WHAT IS EXPECTED =
Scan the data. Collect each line that contains the word "Point".

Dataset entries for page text
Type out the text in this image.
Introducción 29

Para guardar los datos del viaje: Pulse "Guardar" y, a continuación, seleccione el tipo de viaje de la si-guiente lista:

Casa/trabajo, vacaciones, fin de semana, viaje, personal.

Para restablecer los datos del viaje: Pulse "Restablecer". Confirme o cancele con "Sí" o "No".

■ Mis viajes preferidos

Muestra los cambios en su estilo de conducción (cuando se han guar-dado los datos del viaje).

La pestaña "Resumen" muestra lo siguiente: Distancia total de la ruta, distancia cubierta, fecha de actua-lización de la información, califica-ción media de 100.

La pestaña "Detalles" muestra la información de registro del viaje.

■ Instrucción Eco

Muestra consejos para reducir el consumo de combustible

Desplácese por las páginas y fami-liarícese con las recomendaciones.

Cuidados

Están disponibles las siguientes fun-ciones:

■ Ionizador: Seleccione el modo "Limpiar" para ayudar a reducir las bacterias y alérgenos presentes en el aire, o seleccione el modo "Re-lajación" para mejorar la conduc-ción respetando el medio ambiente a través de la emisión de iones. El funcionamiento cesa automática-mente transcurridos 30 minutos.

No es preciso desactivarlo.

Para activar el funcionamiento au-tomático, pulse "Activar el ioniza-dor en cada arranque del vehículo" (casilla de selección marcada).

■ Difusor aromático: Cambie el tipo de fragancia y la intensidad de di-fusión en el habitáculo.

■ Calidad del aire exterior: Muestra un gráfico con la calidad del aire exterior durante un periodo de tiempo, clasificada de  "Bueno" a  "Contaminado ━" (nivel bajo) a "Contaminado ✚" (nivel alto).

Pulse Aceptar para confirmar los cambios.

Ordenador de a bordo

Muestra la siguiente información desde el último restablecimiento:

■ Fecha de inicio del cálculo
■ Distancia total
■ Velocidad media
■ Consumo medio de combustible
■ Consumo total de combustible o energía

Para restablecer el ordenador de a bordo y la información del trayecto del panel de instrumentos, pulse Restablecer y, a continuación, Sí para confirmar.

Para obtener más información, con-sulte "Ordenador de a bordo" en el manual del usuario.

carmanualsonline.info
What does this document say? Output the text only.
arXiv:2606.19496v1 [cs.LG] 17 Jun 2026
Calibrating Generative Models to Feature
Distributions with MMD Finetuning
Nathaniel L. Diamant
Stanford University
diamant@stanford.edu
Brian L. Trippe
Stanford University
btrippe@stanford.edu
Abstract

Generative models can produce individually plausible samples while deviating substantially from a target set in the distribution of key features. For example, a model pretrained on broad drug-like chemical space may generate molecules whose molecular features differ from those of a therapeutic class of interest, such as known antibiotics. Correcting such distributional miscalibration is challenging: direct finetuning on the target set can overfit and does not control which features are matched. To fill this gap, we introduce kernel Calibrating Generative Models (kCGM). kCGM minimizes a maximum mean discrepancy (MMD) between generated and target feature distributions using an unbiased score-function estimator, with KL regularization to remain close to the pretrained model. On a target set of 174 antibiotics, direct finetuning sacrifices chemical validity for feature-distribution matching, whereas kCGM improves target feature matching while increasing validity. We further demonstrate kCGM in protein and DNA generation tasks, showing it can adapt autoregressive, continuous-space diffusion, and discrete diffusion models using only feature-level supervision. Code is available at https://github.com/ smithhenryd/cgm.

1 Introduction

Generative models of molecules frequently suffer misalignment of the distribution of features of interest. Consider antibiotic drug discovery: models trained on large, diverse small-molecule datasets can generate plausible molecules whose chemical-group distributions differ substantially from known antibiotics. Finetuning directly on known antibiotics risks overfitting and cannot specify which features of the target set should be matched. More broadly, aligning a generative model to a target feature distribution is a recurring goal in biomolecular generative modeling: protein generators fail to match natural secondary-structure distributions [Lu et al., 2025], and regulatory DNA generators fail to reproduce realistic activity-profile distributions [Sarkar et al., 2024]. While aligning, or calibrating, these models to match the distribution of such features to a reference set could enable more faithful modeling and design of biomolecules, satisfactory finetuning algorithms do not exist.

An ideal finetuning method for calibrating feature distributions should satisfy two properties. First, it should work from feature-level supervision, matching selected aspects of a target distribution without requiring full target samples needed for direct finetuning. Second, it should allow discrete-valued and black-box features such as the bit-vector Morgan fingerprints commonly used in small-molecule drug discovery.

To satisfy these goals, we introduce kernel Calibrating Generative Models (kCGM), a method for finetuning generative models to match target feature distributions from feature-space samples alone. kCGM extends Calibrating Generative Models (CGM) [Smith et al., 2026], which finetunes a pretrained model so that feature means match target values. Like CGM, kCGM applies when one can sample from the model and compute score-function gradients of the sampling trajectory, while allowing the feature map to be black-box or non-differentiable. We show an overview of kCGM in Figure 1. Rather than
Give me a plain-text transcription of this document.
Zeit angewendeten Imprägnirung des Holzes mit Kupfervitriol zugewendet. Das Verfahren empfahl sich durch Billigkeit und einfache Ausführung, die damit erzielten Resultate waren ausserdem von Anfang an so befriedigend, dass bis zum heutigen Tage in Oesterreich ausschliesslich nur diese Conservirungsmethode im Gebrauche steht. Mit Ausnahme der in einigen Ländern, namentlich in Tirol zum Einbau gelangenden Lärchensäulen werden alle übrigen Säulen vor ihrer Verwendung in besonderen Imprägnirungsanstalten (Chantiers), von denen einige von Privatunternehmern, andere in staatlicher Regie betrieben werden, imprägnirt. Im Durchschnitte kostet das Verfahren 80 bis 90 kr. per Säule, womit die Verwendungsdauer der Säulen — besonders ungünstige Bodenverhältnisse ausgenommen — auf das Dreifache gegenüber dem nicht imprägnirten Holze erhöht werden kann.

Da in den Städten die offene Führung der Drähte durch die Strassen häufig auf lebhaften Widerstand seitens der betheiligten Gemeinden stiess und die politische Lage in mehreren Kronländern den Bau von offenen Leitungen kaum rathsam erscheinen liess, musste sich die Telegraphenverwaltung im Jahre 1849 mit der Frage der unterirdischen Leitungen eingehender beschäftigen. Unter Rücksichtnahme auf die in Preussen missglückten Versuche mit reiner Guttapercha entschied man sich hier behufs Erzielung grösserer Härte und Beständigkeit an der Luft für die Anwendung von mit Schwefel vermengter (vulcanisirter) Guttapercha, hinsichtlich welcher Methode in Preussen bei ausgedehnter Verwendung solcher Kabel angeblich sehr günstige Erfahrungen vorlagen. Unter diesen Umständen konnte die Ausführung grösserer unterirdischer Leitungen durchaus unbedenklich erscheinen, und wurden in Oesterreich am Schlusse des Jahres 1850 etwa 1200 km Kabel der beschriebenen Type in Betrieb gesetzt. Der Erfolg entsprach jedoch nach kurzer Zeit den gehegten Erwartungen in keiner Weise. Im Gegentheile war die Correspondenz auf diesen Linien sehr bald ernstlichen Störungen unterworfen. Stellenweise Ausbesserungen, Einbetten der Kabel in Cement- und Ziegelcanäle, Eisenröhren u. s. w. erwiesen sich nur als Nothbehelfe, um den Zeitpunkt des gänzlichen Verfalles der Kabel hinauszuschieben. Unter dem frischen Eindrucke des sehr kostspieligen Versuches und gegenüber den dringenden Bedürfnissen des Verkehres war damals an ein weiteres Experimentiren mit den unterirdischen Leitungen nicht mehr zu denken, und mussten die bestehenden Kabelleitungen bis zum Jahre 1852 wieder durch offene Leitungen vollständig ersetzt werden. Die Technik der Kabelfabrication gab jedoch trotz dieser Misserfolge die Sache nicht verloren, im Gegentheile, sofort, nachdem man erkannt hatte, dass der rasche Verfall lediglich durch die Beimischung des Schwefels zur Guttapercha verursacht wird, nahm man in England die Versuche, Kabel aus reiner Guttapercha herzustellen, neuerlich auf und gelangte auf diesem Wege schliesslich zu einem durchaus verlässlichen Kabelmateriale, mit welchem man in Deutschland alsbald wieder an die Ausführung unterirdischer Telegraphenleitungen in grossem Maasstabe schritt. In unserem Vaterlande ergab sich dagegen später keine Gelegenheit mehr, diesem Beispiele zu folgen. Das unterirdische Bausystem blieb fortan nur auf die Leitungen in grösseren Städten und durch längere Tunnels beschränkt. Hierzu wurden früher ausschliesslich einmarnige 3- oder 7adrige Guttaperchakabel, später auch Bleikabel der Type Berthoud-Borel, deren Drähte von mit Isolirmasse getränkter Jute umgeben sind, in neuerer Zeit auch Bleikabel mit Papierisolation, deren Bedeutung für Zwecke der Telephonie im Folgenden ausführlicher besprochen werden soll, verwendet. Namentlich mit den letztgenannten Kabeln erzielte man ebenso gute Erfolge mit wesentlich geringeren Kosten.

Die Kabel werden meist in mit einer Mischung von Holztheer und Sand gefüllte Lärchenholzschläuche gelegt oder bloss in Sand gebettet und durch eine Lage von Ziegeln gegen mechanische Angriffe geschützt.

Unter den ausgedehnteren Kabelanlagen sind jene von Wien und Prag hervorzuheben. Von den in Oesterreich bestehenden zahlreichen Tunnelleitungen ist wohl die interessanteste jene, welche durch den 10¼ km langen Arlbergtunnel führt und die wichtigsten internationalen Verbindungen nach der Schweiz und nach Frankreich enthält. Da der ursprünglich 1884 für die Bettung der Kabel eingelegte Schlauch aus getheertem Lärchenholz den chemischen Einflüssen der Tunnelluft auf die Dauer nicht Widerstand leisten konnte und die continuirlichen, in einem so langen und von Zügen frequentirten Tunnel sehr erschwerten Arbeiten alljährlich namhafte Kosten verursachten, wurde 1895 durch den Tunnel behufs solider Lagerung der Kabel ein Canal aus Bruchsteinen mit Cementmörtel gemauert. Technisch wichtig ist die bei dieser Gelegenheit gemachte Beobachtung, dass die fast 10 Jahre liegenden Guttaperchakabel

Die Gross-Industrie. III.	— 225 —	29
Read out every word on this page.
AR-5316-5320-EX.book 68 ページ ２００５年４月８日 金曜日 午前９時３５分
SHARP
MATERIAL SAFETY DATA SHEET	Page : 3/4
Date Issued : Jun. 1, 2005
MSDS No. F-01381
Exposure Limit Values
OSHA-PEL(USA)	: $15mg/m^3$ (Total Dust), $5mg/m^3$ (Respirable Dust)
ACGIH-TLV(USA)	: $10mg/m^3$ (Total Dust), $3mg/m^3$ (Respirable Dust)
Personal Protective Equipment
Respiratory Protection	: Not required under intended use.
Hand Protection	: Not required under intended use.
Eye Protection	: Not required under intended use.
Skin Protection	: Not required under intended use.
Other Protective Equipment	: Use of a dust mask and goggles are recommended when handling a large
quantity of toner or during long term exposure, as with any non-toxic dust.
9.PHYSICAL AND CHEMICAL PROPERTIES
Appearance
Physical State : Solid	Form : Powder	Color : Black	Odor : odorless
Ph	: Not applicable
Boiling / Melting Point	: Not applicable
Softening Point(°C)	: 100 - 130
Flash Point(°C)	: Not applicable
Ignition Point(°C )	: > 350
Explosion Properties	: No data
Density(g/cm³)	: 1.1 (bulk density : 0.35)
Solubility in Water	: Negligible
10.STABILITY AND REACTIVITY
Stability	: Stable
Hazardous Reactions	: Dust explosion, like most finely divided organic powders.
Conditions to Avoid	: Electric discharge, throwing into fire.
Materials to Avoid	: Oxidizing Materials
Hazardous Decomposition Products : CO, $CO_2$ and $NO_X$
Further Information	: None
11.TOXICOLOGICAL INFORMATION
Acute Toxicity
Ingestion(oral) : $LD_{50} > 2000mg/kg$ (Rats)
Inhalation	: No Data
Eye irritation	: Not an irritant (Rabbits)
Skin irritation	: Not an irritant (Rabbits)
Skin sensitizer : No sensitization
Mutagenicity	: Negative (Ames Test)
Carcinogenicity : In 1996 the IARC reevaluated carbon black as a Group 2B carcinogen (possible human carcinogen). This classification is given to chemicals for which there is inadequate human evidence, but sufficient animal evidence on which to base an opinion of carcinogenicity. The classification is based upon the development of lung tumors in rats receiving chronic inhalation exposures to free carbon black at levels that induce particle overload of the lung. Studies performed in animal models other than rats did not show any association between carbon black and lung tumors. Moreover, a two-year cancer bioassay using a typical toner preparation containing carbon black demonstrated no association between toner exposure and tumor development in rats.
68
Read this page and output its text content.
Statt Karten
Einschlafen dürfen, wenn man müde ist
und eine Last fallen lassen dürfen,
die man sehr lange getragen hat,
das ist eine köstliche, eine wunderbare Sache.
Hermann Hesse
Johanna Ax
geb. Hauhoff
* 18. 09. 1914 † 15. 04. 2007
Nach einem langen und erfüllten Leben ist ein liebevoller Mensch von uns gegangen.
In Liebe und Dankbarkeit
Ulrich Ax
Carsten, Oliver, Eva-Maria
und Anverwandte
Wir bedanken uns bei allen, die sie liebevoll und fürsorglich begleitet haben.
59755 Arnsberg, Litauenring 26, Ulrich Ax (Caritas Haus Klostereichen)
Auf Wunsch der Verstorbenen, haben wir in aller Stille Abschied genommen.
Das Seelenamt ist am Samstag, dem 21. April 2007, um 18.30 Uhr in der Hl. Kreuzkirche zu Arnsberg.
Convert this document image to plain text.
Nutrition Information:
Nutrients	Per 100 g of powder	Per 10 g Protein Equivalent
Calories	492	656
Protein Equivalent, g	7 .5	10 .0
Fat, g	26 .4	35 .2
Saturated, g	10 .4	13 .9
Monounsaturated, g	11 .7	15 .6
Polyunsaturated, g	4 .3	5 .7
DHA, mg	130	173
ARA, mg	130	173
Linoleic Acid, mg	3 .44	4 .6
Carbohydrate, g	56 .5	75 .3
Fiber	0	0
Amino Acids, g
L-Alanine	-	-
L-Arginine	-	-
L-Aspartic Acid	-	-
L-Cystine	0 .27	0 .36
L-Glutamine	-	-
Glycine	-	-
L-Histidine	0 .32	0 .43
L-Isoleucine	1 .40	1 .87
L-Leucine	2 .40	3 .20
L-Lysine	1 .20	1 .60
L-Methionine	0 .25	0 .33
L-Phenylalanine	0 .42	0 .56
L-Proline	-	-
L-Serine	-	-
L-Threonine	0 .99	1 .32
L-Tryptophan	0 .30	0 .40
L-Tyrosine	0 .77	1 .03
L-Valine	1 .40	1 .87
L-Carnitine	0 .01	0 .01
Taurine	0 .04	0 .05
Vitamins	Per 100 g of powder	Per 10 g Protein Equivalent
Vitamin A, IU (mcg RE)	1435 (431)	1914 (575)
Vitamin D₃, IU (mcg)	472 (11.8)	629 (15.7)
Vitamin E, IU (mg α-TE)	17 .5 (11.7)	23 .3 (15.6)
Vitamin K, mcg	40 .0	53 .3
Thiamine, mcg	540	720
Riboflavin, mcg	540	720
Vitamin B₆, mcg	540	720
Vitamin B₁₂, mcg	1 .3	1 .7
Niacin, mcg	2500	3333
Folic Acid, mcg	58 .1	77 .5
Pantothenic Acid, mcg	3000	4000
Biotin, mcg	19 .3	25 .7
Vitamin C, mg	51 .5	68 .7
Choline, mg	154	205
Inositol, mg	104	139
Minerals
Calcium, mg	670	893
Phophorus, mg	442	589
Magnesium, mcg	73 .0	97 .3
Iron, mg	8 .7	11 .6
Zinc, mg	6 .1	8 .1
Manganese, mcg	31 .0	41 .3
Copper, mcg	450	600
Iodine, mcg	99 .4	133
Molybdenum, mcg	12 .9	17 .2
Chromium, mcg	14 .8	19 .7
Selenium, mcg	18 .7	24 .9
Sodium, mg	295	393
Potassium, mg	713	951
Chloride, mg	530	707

FINISHED EXERCISE =
Boiling / Melting Point	: Not applicable
Softening Point(°C)	: 100 - 130
Flash Point(°C)	: Not applicable
Ignition Point(°C )	: > 350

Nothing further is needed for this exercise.